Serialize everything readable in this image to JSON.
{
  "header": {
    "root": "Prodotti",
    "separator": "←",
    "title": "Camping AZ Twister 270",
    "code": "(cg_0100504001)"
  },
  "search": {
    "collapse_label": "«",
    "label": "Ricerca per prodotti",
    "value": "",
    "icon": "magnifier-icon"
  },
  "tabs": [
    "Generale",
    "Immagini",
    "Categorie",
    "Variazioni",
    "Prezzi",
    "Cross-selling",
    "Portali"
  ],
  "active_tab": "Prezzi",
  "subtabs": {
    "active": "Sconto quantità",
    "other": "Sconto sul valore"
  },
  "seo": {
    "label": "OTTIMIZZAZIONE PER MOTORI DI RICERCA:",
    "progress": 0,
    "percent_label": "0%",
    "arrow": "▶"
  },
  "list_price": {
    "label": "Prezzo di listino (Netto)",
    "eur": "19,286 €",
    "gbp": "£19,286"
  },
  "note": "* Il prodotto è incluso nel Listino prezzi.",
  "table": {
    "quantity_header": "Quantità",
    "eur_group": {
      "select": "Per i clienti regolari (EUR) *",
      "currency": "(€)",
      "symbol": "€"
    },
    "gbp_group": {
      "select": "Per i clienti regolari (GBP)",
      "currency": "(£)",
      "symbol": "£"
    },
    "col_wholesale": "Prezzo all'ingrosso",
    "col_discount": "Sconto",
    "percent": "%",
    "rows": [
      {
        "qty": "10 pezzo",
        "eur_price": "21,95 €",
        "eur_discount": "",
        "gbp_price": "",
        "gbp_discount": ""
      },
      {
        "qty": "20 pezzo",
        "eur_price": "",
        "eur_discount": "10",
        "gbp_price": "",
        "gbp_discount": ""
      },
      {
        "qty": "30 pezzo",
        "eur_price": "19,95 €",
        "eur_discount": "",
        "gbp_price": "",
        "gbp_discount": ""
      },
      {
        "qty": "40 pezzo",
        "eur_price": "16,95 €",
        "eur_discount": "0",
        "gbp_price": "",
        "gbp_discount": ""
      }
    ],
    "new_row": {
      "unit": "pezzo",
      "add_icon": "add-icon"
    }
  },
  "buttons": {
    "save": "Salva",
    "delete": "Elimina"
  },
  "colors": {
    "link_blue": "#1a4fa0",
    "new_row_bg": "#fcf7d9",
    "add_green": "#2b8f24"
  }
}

What is being asked:
Copy every line of the material, please, keeping it exactly the same.

Full solution:
Serialize everything readable in this image to JSON.
{
  "header": {
    "root": "Prodotti",
    "separator": "←",
    "title": "Camping AZ Twister 270",
    "code": "(cg_0100504001)"
  },
  "search": {
    "collapse_label": "«",
    "label": "Ricerca per prodotti",
    "value": "",
    "icon": "magnifier-icon"
  },
  "tabs": [
    "Generale",
    "Immagini",
    "Categorie",
    "Variazioni",
    "Prezzi",
    "Cross-selling",
    "Portali"
  ],
  "active_tab": "Prezzi",
  "subtabs": {
    "active": "Sconto quantità",
    "other": "Sconto sul valore"
  },
  "seo": {
    "label": "OTTIMIZZAZIONE PER MOTORI DI RICERCA:",
    "progress": 0,
    "percent_label": "0%",
    "arrow": "▶"
  },
  "list_price": {
    "label": "Prezzo di listino (Netto)",
    "eur": "19,286 €",
    "gbp": "£19,286"
  },
  "note": "* Il prodotto è incluso nel Listino prezzi.",
  "table": {
    "quantity_header": "Quantità",
    "eur_group": {
      "select": "Per i clienti regolari (EUR) *",
      "currency": "(€)",
      "symbol": "€"
    },
    "gbp_group": {
      "select": "Per i clienti regolari (GBP)",
      "currency": "(£)",
      "symbol": "£"
    },
    "col_wholesale": "Prezzo all'ingrosso",
    "col_discount": "Sconto",
    "percent": "%",
    "rows": [
      {
        "qty": "10 pezzo",
        "eur_price": "21,95 €",
        "eur_discount": "",
        "gbp_price": "",
        "gbp_discount": ""
      },
      {
        "qty": "20 pezzo",
        "eur_price": "",
        "eur_discount": "10",
        "gbp_price": "",
        "gbp_discount": ""
      },
      {
        "qty": "30 pezzo",
        "eur_price": "19,95 €",
        "eur_discount": "",
        "gbp_price": "",
        "gbp_discount": ""
      },
      {
        "qty": "40 pezzo",
        "eur_price": "16,95 €",
        "eur_discount": "0",
        "gbp_price": "",
        "gbp_discount": ""
      }
    ],
    "new_row": {
      "unit": "pezzo",
      "add_icon": "add-icon"
    }
  },
  "buttons": {
    "save": "Salva",
    "delete": "Elimina"
  },
  "colors": {
    "link_blue": "#1a4fa0",
    "new_row_bg": "#fcf7d9",
    "add_green": "#2b8f24"
  }
}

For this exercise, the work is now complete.